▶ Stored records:
Start

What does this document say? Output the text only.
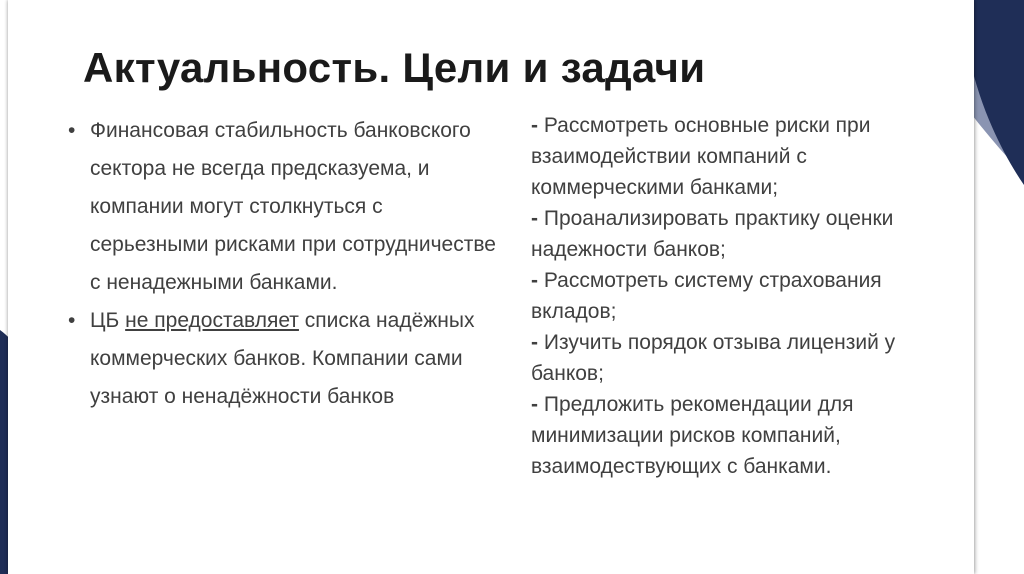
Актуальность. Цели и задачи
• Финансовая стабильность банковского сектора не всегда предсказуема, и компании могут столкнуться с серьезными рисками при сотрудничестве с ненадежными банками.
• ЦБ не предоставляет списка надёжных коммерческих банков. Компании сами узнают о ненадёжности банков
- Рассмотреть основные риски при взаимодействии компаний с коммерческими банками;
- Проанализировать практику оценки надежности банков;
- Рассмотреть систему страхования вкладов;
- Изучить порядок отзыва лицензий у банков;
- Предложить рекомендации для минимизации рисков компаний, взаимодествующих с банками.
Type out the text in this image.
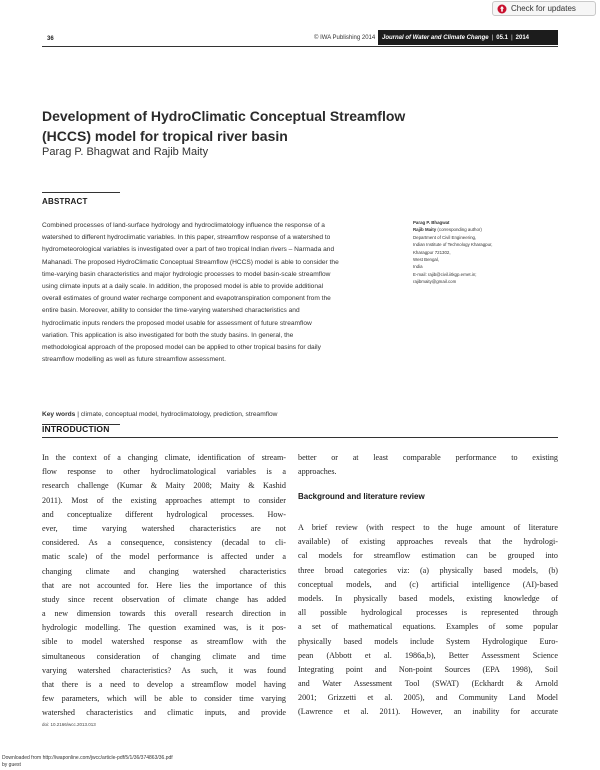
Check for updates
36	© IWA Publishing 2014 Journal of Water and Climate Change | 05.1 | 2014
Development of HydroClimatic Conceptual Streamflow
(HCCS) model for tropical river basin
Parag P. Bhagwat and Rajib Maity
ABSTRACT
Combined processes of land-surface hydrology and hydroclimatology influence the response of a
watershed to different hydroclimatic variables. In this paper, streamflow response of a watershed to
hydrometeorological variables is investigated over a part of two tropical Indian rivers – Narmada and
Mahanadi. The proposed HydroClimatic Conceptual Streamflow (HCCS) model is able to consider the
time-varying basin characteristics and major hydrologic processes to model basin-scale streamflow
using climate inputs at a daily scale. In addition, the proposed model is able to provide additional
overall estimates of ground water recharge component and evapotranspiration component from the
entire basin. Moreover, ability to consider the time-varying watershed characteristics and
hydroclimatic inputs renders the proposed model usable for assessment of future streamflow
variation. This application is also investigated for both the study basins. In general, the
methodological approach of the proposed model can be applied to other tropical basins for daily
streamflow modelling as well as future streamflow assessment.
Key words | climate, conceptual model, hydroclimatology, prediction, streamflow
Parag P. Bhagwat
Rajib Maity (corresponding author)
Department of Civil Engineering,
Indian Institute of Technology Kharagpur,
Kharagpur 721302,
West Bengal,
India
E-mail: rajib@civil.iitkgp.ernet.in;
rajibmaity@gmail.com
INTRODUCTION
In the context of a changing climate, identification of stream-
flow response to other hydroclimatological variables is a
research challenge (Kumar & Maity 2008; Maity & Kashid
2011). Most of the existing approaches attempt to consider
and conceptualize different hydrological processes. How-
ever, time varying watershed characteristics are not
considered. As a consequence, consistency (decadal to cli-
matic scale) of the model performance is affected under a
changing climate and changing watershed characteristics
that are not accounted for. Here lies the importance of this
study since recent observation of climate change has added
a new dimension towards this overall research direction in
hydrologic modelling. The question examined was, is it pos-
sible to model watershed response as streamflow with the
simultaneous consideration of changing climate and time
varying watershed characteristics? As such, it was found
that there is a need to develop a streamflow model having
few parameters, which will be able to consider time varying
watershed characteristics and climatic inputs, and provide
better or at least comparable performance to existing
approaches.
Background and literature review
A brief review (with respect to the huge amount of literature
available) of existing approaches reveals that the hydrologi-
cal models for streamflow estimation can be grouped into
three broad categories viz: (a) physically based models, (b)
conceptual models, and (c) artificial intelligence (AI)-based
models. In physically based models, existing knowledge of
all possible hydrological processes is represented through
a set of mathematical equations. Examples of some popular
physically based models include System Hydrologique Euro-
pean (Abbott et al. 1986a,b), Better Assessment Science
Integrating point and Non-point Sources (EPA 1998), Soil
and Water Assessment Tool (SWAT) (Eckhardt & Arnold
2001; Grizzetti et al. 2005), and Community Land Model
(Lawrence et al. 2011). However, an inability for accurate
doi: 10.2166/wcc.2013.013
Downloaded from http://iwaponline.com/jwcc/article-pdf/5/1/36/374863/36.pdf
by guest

End
Start

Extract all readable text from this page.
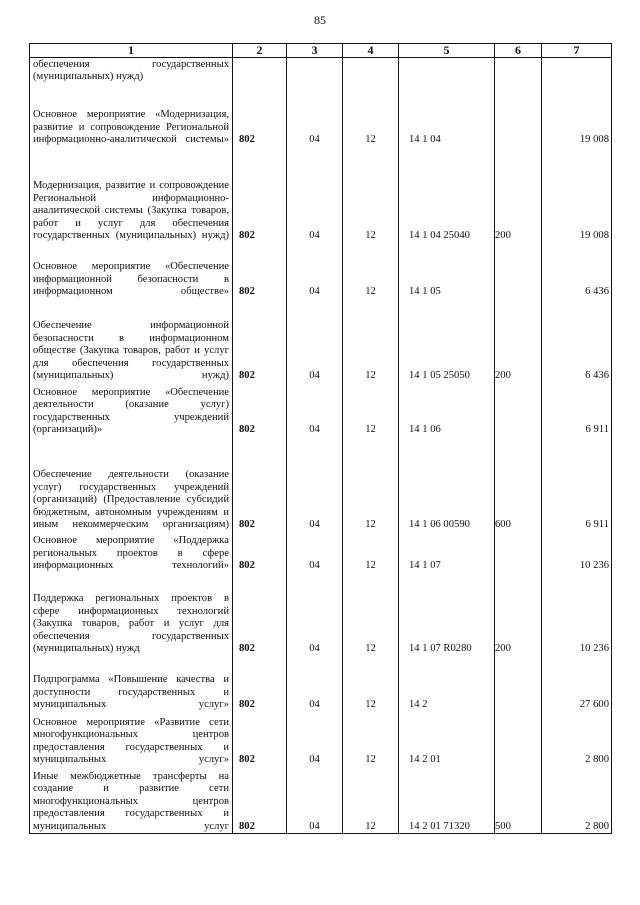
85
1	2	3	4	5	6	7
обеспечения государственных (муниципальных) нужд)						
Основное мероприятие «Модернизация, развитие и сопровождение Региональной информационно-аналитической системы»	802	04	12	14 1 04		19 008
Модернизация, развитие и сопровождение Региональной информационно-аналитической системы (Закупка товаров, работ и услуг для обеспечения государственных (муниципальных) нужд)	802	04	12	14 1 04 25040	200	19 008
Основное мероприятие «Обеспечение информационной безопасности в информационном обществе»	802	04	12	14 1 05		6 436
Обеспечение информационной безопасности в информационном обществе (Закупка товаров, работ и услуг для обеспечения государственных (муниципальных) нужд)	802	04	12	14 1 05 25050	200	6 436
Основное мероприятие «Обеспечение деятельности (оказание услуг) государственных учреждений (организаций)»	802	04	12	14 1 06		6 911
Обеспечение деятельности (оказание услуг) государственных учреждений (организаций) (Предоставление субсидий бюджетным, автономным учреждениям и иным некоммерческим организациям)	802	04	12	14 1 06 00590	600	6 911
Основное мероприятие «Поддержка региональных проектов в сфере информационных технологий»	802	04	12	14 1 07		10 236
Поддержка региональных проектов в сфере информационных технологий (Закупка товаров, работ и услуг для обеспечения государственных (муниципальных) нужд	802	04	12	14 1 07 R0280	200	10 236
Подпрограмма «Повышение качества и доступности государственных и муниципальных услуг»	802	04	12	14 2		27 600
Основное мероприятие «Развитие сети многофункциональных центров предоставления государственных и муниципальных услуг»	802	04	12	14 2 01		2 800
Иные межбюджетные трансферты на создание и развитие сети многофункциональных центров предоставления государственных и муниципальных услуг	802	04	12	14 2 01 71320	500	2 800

End
Start

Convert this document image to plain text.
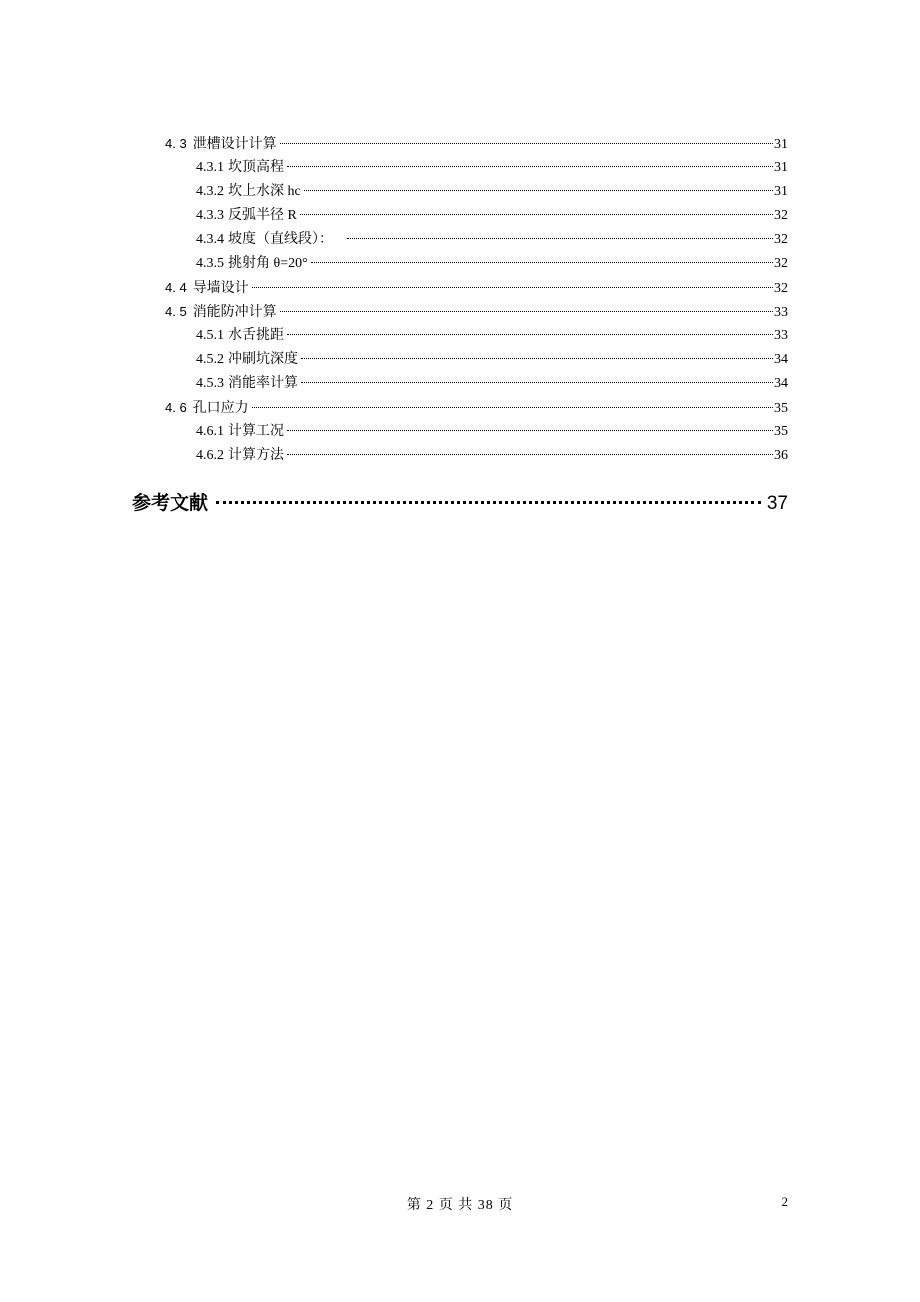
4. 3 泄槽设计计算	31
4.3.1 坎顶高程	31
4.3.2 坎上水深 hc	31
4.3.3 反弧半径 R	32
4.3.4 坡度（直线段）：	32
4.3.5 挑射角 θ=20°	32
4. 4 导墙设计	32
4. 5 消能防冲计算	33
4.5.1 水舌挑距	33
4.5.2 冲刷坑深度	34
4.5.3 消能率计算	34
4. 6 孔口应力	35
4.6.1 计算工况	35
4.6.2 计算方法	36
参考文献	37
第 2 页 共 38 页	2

End

▶ WHAT IS ASKED: Select all lines in the listing above where the word "hydroclimatology" appears, and show them.

▶ RESPONSE TO THE TASK:
Combined processes of land-surface hydrology and hydroclimatology influence the response of a
Key words | climate, conceptual model, hydroclimatology, prediction, streamflow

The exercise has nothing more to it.